WRITTEN TASK A: Output the lines of the listing as a JSON list of strings, one string per line with blank lines left out, starting at the first line of the listing and going on through the line that contains "row-header[interactable]: 18 <box>1".

PAGE TEXT:
......

Panera’s 1,800 nationwide locations are at the forefront of modernizing the way customers experience fast food restaurants. As soon as 2016, the bread and pasta joint will have replaced all of their cashiers with kiosks.

Shaich, who donated $35,800 to the Obama Victory Fund, told USA Today that the move is part of an effort to “never have a customer wait,” but there is growing evidence that as pressure to raise wages builds, employers will turn to wage-free robots to avoid dramatic payroll hikes.

Fast food establishments in European countries with high minimum wages have already begun to replace some of their workforce with automated employers.

All of McDonald’s locations in France, for example, have installed kiosks to substitute and supplement human employees. The kiosks have allowed McDonald’s to avoid some of the high payroll costs of dealing with France’s minimum wage, which currently sits at $12.22 an hour in U.S. dollars. The European country is also suffering from an unemployment rate of over 10 percent.

......

RECORDS FOR PROCESSING:
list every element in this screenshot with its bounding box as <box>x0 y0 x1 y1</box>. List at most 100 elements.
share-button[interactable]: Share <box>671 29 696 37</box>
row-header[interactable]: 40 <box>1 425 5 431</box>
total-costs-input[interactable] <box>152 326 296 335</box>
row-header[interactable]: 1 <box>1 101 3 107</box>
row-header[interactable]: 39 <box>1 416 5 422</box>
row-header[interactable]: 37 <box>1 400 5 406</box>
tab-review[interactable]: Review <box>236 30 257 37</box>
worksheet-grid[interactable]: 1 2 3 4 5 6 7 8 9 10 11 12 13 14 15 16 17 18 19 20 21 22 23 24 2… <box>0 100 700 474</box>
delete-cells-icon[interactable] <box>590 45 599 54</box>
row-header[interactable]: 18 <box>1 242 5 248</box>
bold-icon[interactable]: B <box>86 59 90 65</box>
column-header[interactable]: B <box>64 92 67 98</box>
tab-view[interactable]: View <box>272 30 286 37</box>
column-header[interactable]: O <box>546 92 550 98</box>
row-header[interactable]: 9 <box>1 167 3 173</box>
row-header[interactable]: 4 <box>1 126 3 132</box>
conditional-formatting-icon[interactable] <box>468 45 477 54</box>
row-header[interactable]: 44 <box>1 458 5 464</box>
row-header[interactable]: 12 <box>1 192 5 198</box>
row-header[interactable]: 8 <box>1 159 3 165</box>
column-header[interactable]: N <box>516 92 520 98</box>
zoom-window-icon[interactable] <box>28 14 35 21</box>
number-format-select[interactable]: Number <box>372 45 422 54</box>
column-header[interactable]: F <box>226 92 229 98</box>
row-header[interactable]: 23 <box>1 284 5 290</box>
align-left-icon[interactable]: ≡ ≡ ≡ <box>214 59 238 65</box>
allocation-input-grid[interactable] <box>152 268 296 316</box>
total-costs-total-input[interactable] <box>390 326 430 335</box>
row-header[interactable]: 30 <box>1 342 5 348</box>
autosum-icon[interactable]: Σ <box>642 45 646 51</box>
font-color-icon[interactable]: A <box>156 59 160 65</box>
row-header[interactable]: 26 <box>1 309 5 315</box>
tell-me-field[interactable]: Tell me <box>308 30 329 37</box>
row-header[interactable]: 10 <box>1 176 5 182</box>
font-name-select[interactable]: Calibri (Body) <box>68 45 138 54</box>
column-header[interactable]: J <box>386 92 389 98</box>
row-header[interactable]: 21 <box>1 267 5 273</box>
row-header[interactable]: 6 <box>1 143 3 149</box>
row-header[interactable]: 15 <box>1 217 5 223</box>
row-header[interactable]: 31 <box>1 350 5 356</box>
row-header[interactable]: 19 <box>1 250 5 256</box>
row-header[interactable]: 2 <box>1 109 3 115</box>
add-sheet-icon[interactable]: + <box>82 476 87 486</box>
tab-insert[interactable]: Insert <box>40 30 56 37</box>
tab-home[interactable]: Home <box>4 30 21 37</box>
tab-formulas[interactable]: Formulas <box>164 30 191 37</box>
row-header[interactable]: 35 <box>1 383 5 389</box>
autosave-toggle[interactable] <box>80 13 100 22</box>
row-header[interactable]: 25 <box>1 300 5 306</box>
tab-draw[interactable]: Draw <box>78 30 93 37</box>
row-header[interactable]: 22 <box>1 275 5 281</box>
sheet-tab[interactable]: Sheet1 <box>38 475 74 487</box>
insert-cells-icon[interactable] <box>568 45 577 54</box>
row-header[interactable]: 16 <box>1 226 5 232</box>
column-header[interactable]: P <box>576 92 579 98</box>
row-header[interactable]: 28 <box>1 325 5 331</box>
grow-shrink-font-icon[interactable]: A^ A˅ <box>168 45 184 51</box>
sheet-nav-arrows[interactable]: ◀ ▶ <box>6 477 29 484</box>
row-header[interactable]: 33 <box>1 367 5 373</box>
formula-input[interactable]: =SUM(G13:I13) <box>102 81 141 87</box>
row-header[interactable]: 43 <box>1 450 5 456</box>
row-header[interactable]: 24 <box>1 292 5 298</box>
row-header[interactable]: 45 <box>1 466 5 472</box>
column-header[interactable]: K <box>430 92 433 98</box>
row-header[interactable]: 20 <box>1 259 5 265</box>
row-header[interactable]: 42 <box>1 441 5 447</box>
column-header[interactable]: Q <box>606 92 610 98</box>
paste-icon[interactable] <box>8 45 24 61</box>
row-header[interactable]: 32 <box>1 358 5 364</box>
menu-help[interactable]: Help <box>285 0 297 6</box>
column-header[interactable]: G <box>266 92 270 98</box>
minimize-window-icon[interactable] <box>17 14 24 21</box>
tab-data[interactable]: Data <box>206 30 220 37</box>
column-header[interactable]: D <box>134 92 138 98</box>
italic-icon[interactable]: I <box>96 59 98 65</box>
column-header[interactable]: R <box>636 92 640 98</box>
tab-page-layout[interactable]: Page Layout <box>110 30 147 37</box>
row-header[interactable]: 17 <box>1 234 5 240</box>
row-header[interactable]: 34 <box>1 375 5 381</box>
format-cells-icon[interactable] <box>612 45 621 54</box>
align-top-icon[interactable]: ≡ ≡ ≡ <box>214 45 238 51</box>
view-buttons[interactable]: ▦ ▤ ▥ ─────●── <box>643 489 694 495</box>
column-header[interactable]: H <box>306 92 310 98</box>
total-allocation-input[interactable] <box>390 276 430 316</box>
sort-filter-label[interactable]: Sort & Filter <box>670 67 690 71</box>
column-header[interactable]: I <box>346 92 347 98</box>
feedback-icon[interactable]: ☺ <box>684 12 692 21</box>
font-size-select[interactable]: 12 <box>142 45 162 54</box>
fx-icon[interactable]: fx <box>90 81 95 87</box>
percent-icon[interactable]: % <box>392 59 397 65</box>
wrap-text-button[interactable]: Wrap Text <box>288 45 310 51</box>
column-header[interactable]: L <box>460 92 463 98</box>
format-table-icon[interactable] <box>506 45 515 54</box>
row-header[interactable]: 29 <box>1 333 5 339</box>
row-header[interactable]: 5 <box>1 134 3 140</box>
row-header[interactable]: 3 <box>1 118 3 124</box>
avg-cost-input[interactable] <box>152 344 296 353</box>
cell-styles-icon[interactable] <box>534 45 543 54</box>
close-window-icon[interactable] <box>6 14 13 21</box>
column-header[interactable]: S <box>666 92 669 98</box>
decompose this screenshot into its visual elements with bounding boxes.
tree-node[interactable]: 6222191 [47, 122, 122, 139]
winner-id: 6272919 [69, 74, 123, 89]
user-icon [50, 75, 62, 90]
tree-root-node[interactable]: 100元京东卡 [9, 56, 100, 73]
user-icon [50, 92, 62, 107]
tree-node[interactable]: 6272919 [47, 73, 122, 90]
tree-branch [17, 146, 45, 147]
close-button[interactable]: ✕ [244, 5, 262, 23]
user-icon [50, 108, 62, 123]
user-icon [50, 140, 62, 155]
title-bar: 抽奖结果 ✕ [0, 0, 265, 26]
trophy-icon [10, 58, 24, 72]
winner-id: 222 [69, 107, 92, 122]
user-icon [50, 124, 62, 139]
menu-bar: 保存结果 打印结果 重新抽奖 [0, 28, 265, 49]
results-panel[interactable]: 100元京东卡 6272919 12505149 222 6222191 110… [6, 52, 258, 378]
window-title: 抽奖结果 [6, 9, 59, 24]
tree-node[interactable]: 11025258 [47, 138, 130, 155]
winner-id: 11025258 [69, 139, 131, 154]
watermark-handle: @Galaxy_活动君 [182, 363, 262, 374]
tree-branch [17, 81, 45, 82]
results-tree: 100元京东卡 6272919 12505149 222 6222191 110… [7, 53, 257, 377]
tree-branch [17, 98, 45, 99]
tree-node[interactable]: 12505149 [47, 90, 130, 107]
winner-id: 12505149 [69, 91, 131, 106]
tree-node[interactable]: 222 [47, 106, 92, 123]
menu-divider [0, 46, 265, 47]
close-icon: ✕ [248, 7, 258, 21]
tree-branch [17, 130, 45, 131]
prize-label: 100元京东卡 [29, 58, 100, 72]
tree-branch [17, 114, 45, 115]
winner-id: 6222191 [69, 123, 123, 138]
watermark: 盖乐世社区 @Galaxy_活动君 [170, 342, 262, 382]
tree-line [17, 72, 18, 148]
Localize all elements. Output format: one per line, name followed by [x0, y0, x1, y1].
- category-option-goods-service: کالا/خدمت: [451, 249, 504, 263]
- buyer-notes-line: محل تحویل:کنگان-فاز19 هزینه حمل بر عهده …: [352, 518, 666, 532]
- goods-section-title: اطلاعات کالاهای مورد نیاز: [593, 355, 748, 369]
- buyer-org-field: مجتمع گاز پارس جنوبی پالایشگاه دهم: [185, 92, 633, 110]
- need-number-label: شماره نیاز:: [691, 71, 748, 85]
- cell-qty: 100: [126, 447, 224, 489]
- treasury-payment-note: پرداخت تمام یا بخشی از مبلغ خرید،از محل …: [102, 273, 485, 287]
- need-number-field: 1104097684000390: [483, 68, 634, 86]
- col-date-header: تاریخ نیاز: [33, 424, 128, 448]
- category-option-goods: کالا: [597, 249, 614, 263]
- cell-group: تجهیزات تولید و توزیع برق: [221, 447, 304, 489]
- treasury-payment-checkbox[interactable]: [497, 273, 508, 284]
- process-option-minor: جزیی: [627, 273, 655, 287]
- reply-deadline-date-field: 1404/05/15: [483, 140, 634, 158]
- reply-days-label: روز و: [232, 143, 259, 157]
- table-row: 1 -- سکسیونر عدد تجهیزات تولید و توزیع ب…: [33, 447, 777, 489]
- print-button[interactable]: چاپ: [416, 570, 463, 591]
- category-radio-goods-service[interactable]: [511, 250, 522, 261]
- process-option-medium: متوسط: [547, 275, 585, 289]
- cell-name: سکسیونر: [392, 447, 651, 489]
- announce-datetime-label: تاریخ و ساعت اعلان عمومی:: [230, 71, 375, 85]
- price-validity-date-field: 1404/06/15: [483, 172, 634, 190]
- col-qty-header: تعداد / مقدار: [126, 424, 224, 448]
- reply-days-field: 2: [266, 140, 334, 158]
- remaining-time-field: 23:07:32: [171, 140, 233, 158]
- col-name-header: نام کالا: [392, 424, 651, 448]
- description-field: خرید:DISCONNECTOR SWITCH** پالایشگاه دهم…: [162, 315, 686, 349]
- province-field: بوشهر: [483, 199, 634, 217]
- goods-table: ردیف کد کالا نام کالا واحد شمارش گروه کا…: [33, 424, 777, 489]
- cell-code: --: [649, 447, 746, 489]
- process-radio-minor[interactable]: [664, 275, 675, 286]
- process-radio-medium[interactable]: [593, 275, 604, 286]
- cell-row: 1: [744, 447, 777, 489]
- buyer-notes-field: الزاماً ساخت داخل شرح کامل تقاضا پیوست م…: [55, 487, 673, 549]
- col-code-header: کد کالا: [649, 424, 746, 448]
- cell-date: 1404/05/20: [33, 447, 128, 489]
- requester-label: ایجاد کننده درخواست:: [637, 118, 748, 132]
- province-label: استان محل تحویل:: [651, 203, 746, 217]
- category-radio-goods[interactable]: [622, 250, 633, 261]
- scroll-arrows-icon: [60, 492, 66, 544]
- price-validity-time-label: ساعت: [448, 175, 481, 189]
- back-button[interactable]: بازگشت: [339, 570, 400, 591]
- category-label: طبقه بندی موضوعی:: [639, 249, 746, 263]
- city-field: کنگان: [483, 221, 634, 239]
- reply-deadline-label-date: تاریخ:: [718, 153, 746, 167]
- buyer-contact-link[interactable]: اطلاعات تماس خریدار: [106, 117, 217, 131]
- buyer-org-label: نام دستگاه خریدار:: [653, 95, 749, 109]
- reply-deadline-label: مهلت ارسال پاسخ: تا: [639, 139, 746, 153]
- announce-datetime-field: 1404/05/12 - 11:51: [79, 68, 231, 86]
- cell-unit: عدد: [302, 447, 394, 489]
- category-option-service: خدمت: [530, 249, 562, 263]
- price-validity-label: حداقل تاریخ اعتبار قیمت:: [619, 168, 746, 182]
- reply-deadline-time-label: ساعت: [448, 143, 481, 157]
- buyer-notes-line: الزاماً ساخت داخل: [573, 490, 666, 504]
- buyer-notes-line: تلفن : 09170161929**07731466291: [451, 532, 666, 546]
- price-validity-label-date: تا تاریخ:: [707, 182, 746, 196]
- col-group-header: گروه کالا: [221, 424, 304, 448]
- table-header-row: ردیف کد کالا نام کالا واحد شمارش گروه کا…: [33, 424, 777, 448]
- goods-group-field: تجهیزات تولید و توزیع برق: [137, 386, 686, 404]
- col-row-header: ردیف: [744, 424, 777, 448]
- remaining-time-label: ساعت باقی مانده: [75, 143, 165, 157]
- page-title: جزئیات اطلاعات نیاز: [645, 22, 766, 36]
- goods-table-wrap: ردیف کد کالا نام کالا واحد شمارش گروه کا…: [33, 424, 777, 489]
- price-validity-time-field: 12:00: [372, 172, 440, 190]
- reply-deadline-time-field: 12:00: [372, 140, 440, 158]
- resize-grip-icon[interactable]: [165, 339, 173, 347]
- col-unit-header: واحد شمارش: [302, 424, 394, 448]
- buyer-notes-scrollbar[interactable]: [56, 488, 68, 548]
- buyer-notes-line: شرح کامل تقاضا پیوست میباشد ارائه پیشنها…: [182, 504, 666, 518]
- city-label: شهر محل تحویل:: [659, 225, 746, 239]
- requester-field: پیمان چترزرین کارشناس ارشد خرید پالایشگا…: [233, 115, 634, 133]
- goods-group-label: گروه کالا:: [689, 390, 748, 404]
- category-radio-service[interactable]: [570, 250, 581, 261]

......

WRITTEN TASK B:
Answer these questions from the text on fast food kiosks:
(i) How many Panera locations does the text mention?
(ii) How much did Shaich donate to the Obama Victory Fund?
(iii) What is France's minimum wage in U.S. dollars, according to the text?

COMPLETE ANSWER A:
[
  "list every element in this screenshot with its bounding box as <box>x0 y0 x1 y1</box>. List at most 100 elements.",
  "share-button[interactable]: Share <box>671 29 696 37</box>",
  "row-header[interactable]: 40 <box>1 425 5 431</box>",
  "total-costs-input[interactable] <box>152 326 296 335</box>",
  "row-header[interactable]: 1 <box>1 101 3 107</box>",
  "row-header[interactable]: 39 <box>1 416 5 422</box>",
  "row-header[interactable]: 37 <box>1 400 5 406</box>",
  "tab-review[interactable]: Review <box>236 30 257 37</box>",
  "worksheet-grid[interactable]: 1 2 3 4 5 6 7 8 9 10 11 12 13 14 15 16 17 18 19 20 21 22 23 24 2… <box>0 100 700 474</box>",
  "delete-cells-icon[interactable] <box>590 45 599 54</box>",
  "row-header[interactable]: 18 <box>1 242 5 248</box>"
]

COMPLETE ANSWER B:
(i) 1,800 nationwide locations
(ii) $35,800
(iii) $12.22 an hour